--- TASK OBJECTIVE ---
Put this sentence from the study outcome measures below into Spanish: "Parent stress will be measured with the 17-item Parental Stress Scale at 6, 12 and 18 months after intervention."

--- SOURCE DOCUMENT ---
Time frame: up to18 months after intervention
Difference in change in parent depression
Parent depression will be measured with the 8-item Patient Health Questionnaire at 6, 12 and 18 months after intervention. The Patient Health Questionnaire is scored from 0 to 24.
Time frame: up to 18 months after intervention
Difference in change in parenting self-efficacy
The Tool to Measure Parenting Self-Efficacy will be used to assess parent self-efficacy at 6, 12 and 18 months after intervention. The Tool to Measure Parenting Self-Efficacy short version consists of 36-items rated on an 11-point likert scale, from 0 to 10 completely disagree to completely agree. Individual items are summed to create a total score, with higher scores indicating greater feelings of parenting self-efficacy.
Time frame: up to 18 months after intervention
Difference in change in shared decision-making
Shared decision-making will be assessed using a three-item scale from the National Survey of Children's Health at 6, 12 and 18 months after intervention. Respondents report on a 4-point likert scale (never, sometimes, usually, or always) whether they feel that they 1) discuss with providers a range of treatment options; 2) are encouraged to raise concerns; 3) make treatment choices together. Mean scores range from 1 to 4 never to always.
Time frame: up to 18 months after intervention
Difference in change in alliance
The adapted Parenting Alliance Inventory will be used to measure parent-teacher alliance at 6, 12 and 18 months after intervention. The Parenting Alliance Inventory was adapted to focus on parent-teacher alliance, and consists of 20 items scored on a 5-point likert scale, producing a mean score between 1 and 5 never to always.
Time frame: up to 18 months after intervention
Difference in change in goal attainment
Goal attainment will be assessed with the psychometric equivalence tested goal attainment scale at 6, 12 and 18 months after intervention. The goal attainment scale measurement system is based on a 5-point response scale ranging from -2 (worse expected outcome) to 2 (best expected outcome).
Time frame: up to 18 months after intervention
Difference in change in stress
Parent stress will be measured with the 17-item Parental Stress Scale at 6, 12 and 18 months after intervention. Mean scores range from 1 to 5 with higher scores indicating higher stress.

(Collected data)
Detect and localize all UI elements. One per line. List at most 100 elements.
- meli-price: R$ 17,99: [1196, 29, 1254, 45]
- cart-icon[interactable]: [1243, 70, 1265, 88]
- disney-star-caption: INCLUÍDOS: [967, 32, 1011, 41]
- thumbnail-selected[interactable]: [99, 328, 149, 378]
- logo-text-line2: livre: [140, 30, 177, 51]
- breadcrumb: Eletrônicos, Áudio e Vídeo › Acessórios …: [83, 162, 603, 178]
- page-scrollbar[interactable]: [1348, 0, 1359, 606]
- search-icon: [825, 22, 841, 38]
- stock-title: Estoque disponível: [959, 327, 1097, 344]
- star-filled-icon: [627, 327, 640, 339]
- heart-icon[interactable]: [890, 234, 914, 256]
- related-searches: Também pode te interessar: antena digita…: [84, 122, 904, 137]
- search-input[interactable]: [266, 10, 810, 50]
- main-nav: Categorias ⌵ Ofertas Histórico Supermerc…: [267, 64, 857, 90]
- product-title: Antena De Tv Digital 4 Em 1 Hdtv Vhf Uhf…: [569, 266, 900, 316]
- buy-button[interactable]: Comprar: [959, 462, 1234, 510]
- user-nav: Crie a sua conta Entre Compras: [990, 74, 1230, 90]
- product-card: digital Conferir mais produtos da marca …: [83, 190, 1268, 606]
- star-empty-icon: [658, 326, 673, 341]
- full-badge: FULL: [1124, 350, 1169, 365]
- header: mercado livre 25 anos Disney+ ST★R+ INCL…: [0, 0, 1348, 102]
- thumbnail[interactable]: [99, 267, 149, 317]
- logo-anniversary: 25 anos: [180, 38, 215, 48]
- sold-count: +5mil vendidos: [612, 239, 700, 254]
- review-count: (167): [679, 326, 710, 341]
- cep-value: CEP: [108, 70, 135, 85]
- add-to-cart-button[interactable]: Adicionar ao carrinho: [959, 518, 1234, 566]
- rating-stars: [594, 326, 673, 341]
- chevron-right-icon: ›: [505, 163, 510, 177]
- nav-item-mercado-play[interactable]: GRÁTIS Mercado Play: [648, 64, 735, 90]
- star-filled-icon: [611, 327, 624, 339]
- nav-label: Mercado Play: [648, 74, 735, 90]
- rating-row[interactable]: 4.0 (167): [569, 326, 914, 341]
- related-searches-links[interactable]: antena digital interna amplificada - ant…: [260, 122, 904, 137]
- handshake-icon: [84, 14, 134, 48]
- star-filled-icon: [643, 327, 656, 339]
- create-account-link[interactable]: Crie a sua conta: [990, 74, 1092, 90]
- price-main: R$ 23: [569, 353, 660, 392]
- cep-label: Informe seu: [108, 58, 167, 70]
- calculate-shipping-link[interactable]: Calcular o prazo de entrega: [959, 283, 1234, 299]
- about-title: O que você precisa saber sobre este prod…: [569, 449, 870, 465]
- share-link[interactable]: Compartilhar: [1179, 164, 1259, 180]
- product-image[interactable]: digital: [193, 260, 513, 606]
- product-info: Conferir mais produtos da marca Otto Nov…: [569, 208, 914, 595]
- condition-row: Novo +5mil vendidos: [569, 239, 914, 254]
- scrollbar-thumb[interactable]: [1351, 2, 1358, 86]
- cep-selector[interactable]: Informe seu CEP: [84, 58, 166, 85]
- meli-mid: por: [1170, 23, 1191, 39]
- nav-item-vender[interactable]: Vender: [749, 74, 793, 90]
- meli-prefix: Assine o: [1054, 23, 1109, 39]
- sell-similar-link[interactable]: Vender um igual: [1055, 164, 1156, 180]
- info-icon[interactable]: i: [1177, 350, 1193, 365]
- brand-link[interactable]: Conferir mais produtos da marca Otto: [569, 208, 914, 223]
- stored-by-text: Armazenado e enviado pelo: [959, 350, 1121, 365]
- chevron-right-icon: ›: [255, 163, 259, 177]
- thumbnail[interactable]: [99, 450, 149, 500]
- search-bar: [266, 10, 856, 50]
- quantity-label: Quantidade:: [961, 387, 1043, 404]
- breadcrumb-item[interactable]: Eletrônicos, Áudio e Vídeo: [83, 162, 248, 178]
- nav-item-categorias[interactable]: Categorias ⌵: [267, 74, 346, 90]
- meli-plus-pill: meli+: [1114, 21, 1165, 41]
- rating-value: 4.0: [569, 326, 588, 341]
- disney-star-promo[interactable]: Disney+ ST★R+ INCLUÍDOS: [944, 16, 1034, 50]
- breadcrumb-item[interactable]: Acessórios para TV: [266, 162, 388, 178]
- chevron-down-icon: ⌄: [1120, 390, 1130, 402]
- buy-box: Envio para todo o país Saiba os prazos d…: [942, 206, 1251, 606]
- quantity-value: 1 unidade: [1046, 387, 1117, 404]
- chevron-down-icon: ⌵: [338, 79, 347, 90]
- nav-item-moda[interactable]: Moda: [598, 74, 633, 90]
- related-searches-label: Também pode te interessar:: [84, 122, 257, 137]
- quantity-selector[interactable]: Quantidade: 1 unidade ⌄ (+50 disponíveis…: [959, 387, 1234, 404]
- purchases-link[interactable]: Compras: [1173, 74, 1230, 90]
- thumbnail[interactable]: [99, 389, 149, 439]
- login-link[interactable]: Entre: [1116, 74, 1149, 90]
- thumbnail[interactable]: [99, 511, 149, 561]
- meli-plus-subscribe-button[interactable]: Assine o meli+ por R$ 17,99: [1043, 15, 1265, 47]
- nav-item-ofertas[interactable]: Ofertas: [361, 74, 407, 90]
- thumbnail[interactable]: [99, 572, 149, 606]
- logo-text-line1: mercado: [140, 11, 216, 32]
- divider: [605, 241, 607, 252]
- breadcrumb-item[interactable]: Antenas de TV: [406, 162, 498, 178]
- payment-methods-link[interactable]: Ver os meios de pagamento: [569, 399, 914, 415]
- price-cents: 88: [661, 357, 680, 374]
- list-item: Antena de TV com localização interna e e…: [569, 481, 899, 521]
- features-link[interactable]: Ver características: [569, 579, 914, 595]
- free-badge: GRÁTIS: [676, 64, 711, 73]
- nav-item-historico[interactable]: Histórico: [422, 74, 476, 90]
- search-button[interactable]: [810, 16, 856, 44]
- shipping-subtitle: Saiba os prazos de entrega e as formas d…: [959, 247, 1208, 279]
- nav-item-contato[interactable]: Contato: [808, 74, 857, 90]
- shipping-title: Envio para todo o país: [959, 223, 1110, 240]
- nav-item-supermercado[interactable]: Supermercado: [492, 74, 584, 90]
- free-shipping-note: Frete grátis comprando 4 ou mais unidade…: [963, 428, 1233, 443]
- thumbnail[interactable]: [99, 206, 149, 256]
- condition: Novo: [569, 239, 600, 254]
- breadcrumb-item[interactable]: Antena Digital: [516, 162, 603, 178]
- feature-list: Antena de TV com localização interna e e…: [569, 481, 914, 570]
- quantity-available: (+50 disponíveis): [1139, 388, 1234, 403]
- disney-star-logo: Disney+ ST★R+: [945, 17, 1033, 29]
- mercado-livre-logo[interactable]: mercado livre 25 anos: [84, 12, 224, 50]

--- ANSWER BOX ---
El estrés parental se medirá con la Escala de Estrés Parental de 17 ítems a los 6, 12 y 18 meses después de la intervención.